- [Task statement]:
Report the total number of lines that include the string "filament", without any other text.

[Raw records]
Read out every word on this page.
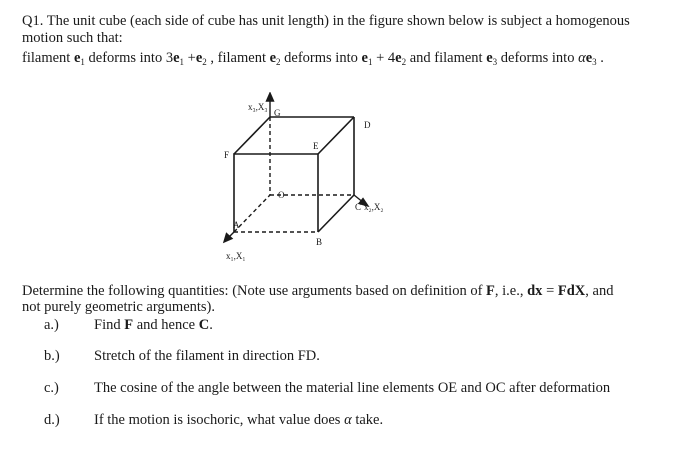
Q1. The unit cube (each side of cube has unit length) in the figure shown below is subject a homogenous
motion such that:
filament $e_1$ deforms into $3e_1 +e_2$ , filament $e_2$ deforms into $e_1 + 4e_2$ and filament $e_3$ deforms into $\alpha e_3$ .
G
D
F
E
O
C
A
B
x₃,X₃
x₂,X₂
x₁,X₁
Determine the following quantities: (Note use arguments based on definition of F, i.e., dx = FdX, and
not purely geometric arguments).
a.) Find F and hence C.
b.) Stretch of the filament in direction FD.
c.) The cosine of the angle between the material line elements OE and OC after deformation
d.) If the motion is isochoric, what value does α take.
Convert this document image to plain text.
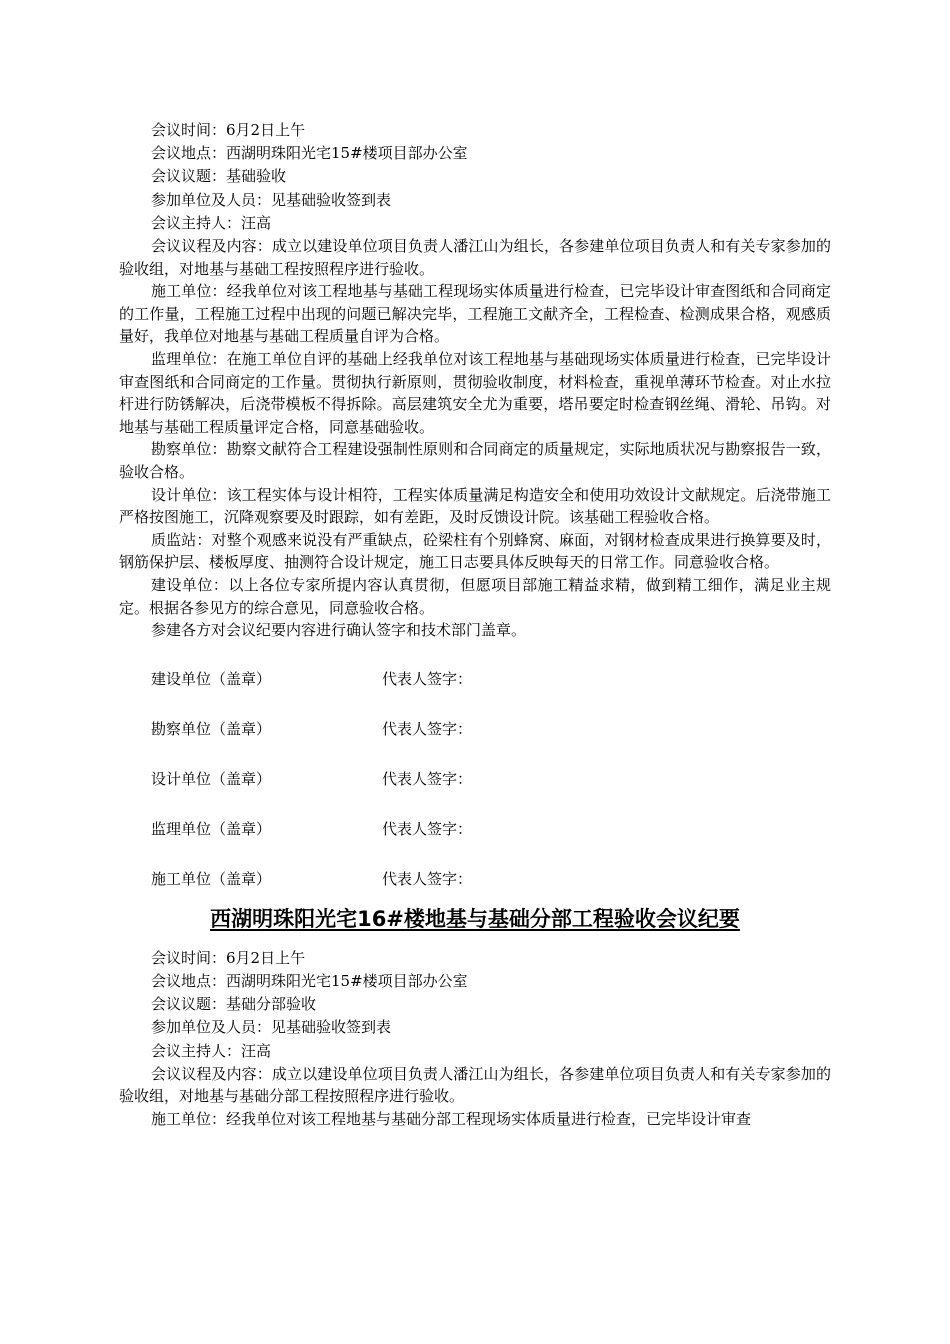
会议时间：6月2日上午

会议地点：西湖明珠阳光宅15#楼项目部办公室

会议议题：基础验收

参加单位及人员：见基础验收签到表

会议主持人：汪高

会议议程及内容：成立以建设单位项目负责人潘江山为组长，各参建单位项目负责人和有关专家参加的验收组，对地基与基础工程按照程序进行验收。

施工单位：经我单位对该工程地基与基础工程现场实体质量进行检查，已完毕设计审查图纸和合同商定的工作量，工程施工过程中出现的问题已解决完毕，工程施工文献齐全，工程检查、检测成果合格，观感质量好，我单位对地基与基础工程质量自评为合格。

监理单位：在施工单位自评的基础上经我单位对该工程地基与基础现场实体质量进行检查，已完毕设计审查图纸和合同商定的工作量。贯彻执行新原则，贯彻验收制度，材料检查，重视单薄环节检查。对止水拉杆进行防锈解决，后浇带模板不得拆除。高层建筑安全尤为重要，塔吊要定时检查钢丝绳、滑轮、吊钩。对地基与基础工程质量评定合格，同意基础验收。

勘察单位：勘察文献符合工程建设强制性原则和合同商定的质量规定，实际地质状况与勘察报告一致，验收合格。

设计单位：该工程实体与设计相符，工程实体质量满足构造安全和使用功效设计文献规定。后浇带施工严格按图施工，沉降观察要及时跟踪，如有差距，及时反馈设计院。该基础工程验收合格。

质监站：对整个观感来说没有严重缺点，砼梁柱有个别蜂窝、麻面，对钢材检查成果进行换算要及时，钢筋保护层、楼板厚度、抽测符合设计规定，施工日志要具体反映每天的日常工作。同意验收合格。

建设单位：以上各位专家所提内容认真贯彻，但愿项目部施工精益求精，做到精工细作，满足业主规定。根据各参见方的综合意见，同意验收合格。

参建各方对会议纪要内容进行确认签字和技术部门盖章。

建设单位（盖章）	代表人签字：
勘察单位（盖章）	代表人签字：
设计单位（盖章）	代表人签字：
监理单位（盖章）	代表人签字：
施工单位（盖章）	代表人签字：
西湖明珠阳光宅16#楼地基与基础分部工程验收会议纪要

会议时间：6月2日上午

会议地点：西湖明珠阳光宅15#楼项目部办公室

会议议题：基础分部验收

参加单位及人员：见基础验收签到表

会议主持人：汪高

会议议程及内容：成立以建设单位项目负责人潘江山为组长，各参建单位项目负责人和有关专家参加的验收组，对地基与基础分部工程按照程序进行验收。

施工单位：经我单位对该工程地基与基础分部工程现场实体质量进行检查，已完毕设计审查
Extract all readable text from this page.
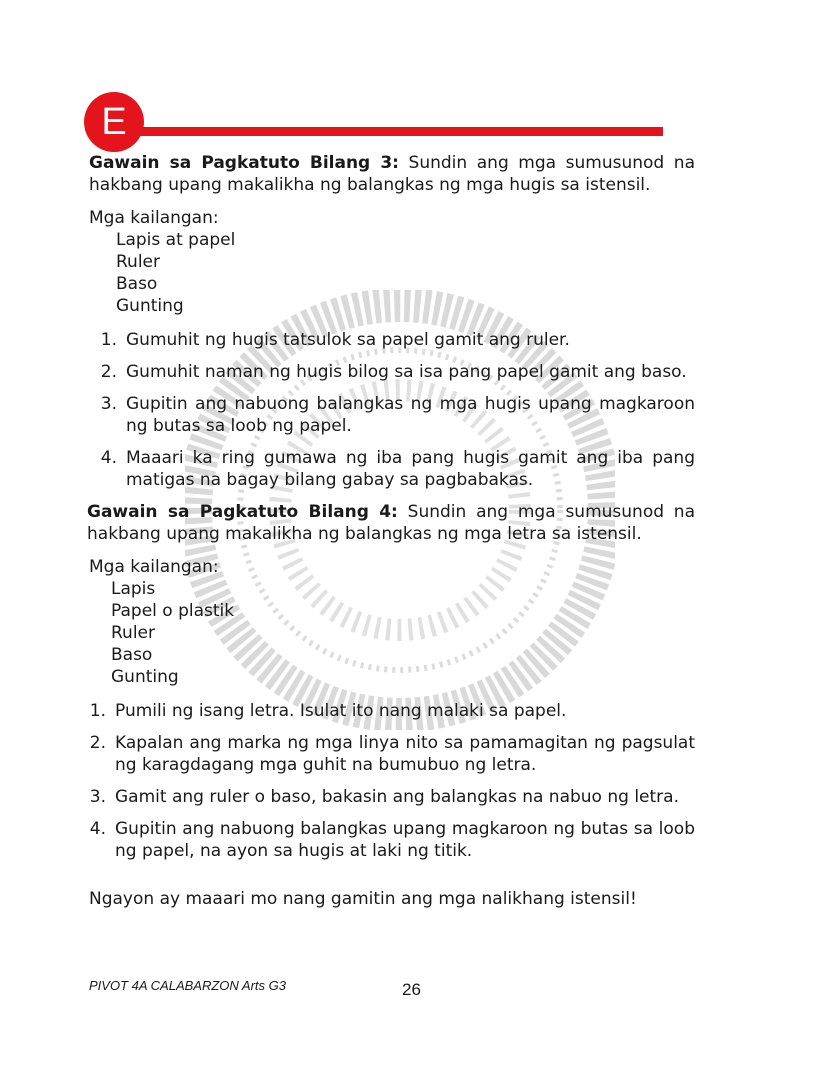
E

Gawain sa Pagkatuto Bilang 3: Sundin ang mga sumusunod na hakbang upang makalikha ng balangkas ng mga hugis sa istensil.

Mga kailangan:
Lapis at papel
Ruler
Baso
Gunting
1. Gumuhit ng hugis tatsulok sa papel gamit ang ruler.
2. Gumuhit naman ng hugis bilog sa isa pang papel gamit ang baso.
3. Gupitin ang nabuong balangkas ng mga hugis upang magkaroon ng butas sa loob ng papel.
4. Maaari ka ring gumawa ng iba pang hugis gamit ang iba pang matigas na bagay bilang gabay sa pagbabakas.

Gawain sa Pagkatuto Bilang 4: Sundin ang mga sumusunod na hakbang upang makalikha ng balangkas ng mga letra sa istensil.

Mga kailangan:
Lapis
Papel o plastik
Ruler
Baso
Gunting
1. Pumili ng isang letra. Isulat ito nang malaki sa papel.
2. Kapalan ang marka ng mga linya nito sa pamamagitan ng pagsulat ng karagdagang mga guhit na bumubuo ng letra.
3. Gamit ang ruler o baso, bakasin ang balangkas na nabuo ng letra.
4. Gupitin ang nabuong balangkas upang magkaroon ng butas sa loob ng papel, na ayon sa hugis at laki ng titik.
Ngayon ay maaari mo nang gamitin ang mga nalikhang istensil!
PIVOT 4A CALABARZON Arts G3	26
* * *
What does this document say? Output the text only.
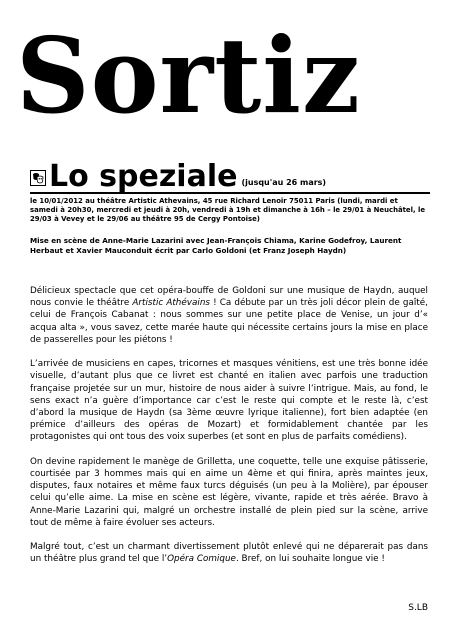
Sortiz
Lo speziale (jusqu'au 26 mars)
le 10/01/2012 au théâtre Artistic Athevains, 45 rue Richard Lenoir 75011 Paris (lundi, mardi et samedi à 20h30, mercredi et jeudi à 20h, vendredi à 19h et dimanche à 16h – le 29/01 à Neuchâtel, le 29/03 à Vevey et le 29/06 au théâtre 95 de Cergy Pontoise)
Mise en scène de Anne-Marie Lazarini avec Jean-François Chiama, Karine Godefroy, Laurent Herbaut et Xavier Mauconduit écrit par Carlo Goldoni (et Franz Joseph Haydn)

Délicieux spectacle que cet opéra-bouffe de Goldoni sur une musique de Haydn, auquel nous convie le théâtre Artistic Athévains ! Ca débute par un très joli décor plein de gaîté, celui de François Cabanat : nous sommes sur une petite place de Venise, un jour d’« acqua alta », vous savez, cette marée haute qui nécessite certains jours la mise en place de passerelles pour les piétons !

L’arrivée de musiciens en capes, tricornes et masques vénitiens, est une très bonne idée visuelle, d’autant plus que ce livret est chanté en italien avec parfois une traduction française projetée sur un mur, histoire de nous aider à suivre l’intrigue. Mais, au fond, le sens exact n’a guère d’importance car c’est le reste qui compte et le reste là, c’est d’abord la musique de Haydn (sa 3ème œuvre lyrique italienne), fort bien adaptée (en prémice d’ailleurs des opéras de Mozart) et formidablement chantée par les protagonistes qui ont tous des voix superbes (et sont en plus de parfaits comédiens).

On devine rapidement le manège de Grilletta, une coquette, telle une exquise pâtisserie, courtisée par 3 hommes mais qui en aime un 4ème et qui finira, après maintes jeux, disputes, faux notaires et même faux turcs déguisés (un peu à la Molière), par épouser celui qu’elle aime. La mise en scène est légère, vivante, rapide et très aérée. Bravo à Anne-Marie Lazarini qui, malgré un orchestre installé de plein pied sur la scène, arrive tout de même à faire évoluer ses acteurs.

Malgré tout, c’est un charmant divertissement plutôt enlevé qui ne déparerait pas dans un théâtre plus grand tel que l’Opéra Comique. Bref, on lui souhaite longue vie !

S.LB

- [Task solution]:
2